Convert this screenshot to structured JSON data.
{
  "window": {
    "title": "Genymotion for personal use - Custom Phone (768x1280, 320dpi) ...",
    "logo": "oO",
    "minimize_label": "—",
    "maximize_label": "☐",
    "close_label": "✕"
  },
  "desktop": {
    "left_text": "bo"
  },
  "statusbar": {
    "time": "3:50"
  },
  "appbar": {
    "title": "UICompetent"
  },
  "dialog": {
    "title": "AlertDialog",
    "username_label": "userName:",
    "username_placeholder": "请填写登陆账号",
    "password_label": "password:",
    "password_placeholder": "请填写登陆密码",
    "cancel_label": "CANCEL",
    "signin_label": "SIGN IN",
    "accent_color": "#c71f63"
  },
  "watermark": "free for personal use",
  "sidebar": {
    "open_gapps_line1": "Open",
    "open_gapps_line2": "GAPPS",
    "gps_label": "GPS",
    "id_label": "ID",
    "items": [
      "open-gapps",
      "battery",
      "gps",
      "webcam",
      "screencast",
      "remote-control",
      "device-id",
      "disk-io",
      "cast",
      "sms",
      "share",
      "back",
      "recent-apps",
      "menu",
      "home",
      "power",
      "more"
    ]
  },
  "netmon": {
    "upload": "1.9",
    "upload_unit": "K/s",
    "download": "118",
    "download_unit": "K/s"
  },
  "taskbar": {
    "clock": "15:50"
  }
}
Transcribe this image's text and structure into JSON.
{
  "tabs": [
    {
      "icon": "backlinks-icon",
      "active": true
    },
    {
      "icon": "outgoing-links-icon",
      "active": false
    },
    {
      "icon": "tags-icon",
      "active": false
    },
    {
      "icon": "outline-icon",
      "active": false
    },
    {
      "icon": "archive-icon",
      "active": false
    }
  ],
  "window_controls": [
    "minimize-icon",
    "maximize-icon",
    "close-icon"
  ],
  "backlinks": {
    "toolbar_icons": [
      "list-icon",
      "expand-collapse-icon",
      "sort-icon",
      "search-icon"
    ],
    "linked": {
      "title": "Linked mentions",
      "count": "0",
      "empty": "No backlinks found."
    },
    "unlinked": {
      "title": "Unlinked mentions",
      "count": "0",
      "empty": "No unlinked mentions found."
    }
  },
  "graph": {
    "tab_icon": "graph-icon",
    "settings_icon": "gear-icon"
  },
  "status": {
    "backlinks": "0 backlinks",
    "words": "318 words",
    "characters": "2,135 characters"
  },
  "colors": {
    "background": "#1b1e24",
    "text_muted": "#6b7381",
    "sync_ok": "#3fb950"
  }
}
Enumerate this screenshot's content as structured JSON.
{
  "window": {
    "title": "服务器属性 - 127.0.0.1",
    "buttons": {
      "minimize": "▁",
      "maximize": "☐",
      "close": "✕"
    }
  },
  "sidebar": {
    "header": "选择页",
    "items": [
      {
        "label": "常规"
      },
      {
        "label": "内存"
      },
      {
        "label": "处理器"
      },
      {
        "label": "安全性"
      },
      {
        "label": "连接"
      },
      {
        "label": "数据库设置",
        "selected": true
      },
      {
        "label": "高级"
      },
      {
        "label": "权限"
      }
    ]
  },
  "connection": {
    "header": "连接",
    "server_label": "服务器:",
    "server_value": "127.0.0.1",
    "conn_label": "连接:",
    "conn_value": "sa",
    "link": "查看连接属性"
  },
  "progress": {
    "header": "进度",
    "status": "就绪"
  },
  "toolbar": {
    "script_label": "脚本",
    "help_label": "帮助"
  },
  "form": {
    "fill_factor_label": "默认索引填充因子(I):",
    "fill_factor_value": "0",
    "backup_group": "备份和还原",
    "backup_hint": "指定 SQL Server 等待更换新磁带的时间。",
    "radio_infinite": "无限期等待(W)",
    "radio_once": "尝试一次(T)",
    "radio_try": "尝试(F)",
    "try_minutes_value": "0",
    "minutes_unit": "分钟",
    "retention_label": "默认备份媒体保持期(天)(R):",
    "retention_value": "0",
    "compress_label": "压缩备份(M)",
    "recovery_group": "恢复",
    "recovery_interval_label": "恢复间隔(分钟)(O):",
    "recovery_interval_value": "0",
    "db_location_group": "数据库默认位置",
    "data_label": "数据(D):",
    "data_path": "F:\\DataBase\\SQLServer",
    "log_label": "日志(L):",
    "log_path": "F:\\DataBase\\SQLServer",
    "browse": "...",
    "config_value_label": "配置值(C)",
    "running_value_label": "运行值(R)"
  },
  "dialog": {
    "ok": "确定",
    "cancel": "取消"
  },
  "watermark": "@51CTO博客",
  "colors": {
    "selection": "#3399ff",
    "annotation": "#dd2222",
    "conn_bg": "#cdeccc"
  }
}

### Challenge
Reproduce the complete set of lines precisely as supplied.

### Written reply
Convert this screenshot to structured JSON data.
{
  "window": {
    "title": "Genymotion for personal use - Custom Phone (768x1280, 320dpi) ...",
    "logo": "oO",
    "minimize_label": "—",
    "maximize_label": "☐",
    "close_label": "✕"
  },
  "desktop": {
    "left_text": "bo"
  },
  "statusbar": {
    "time": "3:50"
  },
  "appbar": {
    "title": "UICompetent"
  },
  "dialog": {
    "title": "AlertDialog",
    "username_label": "userName:",
    "username_placeholder": "请填写登陆账号",
    "password_label": "password:",
    "password_placeholder": "请填写登陆密码",
    "cancel_label": "CANCEL",
    "signin_label": "SIGN IN",
    "accent_color": "#c71f63"
  },
  "watermark": "free for personal use",
  "sidebar": {
    "open_gapps_line1": "Open",
    "open_gapps_line2": "GAPPS",
    "gps_label": "GPS",
    "id_label": "ID",
    "items": [
      "open-gapps",
      "battery",
      "gps",
      "webcam",
      "screencast",
      "remote-control",
      "device-id",
      "disk-io",
      "cast",
      "sms",
      "share",
      "back",
      "recent-apps",
      "menu",
      "home",
      "power",
      "more"
    ]
  },
  "netmon": {
    "upload": "1.9",
    "upload_unit": "K/s",
    "download": "118",
    "download_unit": "K/s"
  },
  "taskbar": {
    "clock": "15:50"
  }
}
Transcribe this image's text and structure into JSON.
{
  "tabs": [
    {
      "icon": "backlinks-icon",
      "active": true
    },
    {
      "icon": "outgoing-links-icon",
      "active": false
    },
    {
      "icon": "tags-icon",
      "active": false
    },
    {
      "icon": "outline-icon",
      "active": false
    },
    {
      "icon": "archive-icon",
      "active": false
    }
  ],
  "window_controls": [
    "minimize-icon",
    "maximize-icon",
    "close-icon"
  ],
  "backlinks": {
    "toolbar_icons": [
      "list-icon",
      "expand-collapse-icon",
      "sort-icon",
      "search-icon"
    ],
    "linked": {
      "title": "Linked mentions",
      "count": "0",
      "empty": "No backlinks found."
    },
    "unlinked": {
      "title": "Unlinked mentions",
      "count": "0",
      "empty": "No unlinked mentions found."
    }
  },
  "graph": {
    "tab_icon": "graph-icon",
    "settings_icon": "gear-icon"
  },
  "status": {
    "backlinks": "0 backlinks",
    "words": "318 words",
    "characters": "2,135 characters"
  },
  "colors": {
    "background": "#1b1e24",
    "text_muted": "#6b7381",
    "sync_ok": "#3fb950"
  }
}
Enumerate this screenshot's content as structured JSON.
{
  "window": {
    "title": "服务器属性 - 127.0.0.1",
    "buttons": {
      "minimize": "▁",
      "maximize": "☐",
      "close": "✕"
    }
  },
  "sidebar": {
    "header": "选择页",
    "items": [
      {
        "label": "常规"
      },
      {
        "label": "内存"
      },
      {
        "label": "处理器"
      },
      {
        "label": "安全性"
      },
      {
        "label": "连接"
      },
      {
        "label": "数据库设置",
        "selected": true
      },
      {
        "label": "高级"
      },
      {
        "label": "权限"
      }
    ]
  },
  "connection": {
    "header": "连接",
    "server_label": "服务器:",
    "server_value": "127.0.0.1",
    "conn_label": "连接:",
    "conn_value": "sa",
    "link": "查看连接属性"
  },
  "progress": {
    "header": "进度",
    "status": "就绪"
  },
  "toolbar": {
    "script_label": "脚本",
    "help_label": "帮助"
  },
  "form": {
    "fill_factor_label": "默认索引填充因子(I):",
    "fill_factor_value": "0",
    "backup_group": "备份和还原",
    "backup_hint": "指定 SQL Server 等待更换新磁带的时间。",
    "radio_infinite": "无限期等待(W)",
    "radio_once": "尝试一次(T)",
    "radio_try": "尝试(F)",
    "try_minutes_value": "0",
    "minutes_unit": "分钟",
    "retention_label": "默认备份媒体保持期(天)(R):",
    "retention_value": "0",
    "compress_label": "压缩备份(M)",
    "recovery_group": "恢复",
    "recovery_interval_label": "恢复间隔(分钟)(O):",
    "recovery_interval_value": "0",
    "db_location_group": "数据库默认位置",
    "data_label": "数据(D):",
    "data_path": "F:\\DataBase\\SQLServer",
    "log_label": "日志(L):",
    "log_path": "F:\\DataBase\\SQLServer",
    "browse": "...",
    "config_value_label": "配置值(C)",
    "running_value_label": "运行值(R)"
  },
  "dialog": {
    "ok": "确定",
    "cancel": "取消"
  },
  "watermark": "@51CTO博客",
  "colors": {
    "selection": "#3399ff",
    "annotation": "#dd2222",
    "conn_bg": "#cdeccc"
  }
}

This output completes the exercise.